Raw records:
:::

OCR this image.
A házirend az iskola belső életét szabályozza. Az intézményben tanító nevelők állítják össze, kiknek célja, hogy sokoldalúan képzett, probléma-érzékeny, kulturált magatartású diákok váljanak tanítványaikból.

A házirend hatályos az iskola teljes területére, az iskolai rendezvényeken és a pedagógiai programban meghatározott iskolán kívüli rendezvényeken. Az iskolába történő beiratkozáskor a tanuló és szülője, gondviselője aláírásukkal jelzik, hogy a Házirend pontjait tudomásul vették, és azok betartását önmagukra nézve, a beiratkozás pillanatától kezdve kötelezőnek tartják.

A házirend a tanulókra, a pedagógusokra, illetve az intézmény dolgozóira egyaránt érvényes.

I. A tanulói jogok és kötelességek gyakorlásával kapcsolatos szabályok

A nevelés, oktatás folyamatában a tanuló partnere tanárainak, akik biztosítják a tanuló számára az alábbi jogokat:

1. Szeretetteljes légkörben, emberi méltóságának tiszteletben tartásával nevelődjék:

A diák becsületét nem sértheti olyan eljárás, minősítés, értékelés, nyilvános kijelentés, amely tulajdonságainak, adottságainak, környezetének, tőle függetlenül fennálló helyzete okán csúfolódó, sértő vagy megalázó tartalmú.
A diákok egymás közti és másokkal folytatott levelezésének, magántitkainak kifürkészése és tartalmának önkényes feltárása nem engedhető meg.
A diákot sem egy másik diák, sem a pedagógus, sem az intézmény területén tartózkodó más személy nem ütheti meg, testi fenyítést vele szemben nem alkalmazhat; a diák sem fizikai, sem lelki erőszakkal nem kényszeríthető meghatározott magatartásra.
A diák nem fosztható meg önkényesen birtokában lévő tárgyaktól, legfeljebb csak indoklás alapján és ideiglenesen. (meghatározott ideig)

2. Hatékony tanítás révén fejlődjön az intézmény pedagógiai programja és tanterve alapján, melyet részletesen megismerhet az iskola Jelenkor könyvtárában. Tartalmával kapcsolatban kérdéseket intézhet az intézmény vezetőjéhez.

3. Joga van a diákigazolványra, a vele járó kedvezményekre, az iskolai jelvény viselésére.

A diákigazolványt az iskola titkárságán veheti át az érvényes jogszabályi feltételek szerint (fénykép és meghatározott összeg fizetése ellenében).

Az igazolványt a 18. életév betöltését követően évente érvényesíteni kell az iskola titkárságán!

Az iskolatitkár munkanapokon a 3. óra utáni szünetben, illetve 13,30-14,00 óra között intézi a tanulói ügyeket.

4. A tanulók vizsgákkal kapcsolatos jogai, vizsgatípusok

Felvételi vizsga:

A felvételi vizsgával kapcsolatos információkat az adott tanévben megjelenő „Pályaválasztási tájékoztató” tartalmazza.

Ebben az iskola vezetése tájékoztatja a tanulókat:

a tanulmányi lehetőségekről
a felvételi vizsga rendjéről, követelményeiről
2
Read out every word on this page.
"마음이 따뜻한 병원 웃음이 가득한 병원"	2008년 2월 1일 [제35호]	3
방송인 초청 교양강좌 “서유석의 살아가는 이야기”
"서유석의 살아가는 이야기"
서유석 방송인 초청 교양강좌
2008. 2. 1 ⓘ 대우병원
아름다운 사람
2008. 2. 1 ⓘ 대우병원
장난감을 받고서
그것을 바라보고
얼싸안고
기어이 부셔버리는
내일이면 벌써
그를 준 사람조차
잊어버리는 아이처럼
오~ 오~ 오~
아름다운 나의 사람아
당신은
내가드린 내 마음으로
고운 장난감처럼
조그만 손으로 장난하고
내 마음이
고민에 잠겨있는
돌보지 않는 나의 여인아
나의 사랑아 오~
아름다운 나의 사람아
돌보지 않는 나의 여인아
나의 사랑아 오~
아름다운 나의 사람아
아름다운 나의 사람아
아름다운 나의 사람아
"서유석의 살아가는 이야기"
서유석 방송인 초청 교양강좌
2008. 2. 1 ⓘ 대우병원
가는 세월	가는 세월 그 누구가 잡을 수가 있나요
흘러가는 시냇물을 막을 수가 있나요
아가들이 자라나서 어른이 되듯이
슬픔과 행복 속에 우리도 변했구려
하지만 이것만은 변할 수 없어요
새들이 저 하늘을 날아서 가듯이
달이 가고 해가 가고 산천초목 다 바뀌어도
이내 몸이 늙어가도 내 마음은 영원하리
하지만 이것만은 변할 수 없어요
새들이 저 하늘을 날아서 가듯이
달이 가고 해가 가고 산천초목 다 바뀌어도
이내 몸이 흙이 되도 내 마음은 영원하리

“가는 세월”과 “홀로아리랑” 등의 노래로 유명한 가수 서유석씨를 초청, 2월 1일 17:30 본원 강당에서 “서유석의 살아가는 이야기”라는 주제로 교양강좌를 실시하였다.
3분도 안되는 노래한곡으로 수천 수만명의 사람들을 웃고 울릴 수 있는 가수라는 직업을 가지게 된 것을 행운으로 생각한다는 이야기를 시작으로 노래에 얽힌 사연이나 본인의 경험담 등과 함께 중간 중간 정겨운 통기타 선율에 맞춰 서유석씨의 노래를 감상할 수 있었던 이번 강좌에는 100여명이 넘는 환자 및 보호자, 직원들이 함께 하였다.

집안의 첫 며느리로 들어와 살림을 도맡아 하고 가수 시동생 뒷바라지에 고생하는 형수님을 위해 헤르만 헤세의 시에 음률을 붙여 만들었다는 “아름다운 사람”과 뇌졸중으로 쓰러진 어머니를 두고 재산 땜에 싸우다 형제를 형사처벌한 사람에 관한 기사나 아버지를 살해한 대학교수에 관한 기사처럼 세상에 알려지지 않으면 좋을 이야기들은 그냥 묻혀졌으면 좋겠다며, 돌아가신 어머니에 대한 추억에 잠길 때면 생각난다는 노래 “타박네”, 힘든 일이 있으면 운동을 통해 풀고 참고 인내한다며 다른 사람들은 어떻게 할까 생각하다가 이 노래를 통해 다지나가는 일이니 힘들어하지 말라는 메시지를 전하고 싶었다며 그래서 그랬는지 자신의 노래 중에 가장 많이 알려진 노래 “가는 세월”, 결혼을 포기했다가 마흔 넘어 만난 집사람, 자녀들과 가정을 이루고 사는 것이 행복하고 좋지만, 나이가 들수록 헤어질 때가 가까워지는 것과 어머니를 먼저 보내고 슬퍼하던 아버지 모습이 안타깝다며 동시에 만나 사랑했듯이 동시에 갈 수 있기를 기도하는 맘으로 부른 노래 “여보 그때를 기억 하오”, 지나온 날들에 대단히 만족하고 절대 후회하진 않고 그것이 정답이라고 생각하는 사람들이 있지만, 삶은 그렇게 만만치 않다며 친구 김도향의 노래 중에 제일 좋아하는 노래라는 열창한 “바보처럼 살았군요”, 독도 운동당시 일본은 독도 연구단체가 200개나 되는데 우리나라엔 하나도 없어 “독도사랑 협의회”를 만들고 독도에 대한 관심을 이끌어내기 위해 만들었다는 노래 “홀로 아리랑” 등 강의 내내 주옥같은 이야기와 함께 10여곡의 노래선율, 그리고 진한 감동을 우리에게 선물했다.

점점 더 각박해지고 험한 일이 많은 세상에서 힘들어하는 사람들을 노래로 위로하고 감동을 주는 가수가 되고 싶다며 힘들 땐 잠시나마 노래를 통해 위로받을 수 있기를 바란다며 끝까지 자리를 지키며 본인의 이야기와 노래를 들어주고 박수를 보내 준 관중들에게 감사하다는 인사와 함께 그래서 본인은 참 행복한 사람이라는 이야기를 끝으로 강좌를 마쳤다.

:::

### Task description
Pull out all lines from the entries above in which the word "kapcsolatos" appears.

### Task output
I. A tanulói jogok és kötelességek gyakorlásával kapcsolatos szabályok
4. A tanulók vizsgákkal kapcsolatos jogai, vizsgatípusok
A felvételi vizsgával kapcsolatos információkat az adott tanévben megjelenő „Pályaválasztási tájékoztató” tartalmazza.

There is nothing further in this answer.